- [Saved entries]:
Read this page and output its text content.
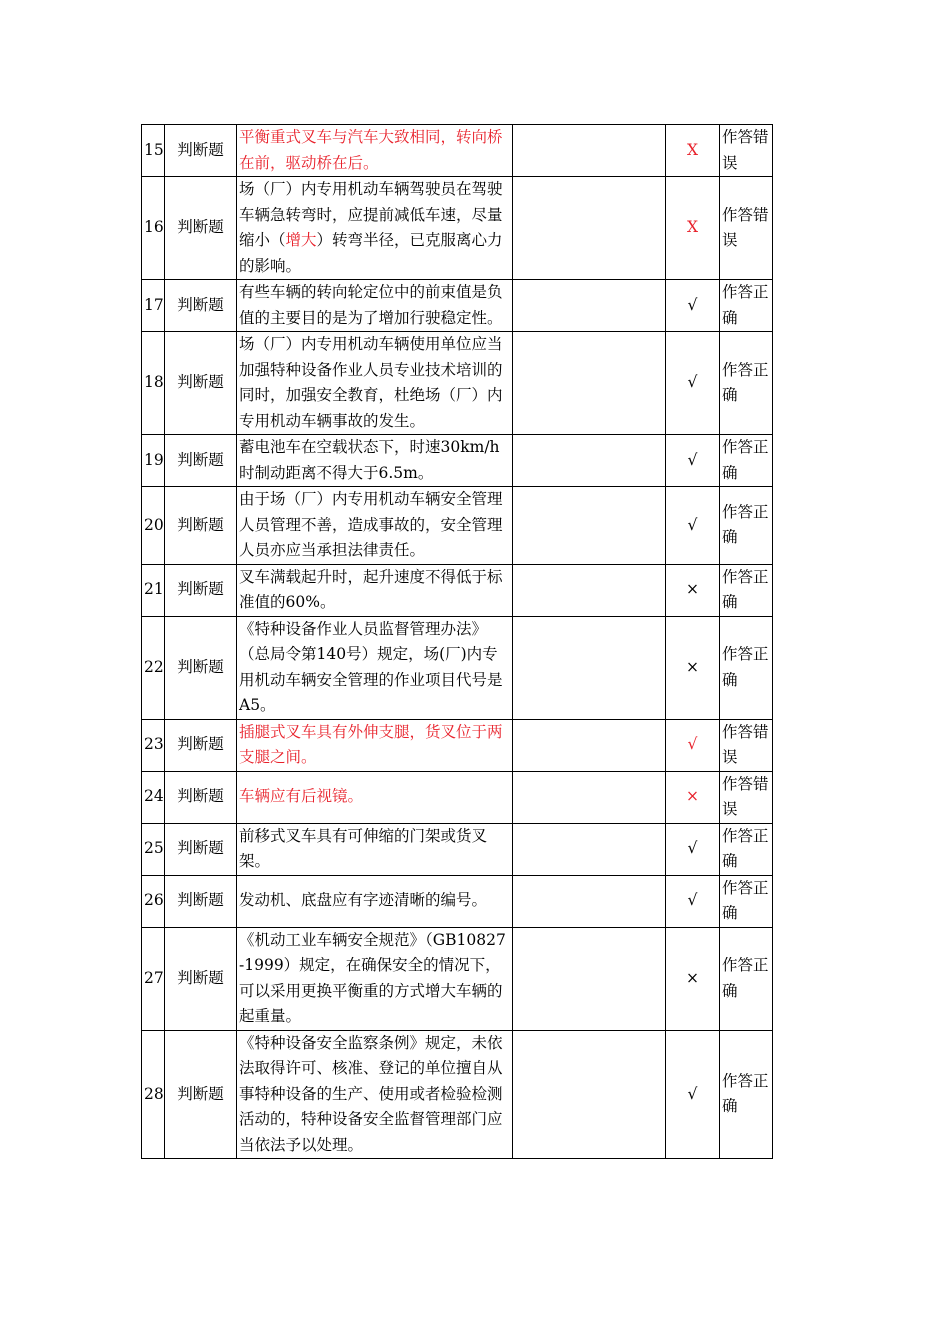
15	判断题	平衡重式叉车与汽车大致相同，转向桥在前，驱动桥在后。		X	作答错误
16	判断题	场（厂）内专用机动车辆驾驶员在驾驶车辆急转弯时，应提前减低车速，尽量缩小（增大）转弯半径，已克服离心力的影响。		X	作答错误
17	判断题	有些车辆的转向轮定位中的前束值是负值的主要目的是为了增加行驶稳定性。		√	作答正确
18	判断题	场（厂）内专用机动车辆使用单位应当加强特种设备作业人员专业技术培训的同时，加强安全教育，杜绝场（厂）内专用机动车辆事故的发生。		√	作答正确
19	判断题	蓄电池车在空载状态下，时速30km/h时制动距离不得大于6.5m。		√	作答正确
20	判断题	由于场（厂）内专用机动车辆安全管理人员管理不善，造成事故的，安全管理人员亦应当承担法律责任。		√	作答正确
21	判断题	叉车满载起升时，起升速度不得低于标准值的60%。		×	作答正确
22	判断题	《特种设备作业人员监督管理办法》（总局令第140号）规定，场(厂)内专用机动车辆安全管理的作业项目代号是A5。		×	作答正确
23	判断题	插腿式叉车具有外伸支腿，货叉位于两支腿之间。		√	作答错误
24	判断题	车辆应有后视镜。		×	作答错误
25	判断题	前移式叉车具有可伸缩的门架或货叉架。		√	作答正确
26	判断题	发动机、底盘应有字迹清晰的编号。		√	作答正确
27	判断题	《机动工业车辆安全规范》（GB10827-1999）规定，在确保安全的情况下，可以采用更换平衡重的方式增大车辆的起重量。		×	作答正确
28	判断题	《特种设备安全监察条例》规定，未依法取得许可、核准、登记的单位擅自从事特种设备的生产、使用或者检验检测活动的，特种设备安全监督管理部门应当依法予以处理。		√	作答正确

- [Work instructions]: Say how many lines of the data hold the string "作答错误". Reply with the number alone.

- [Solution]: 4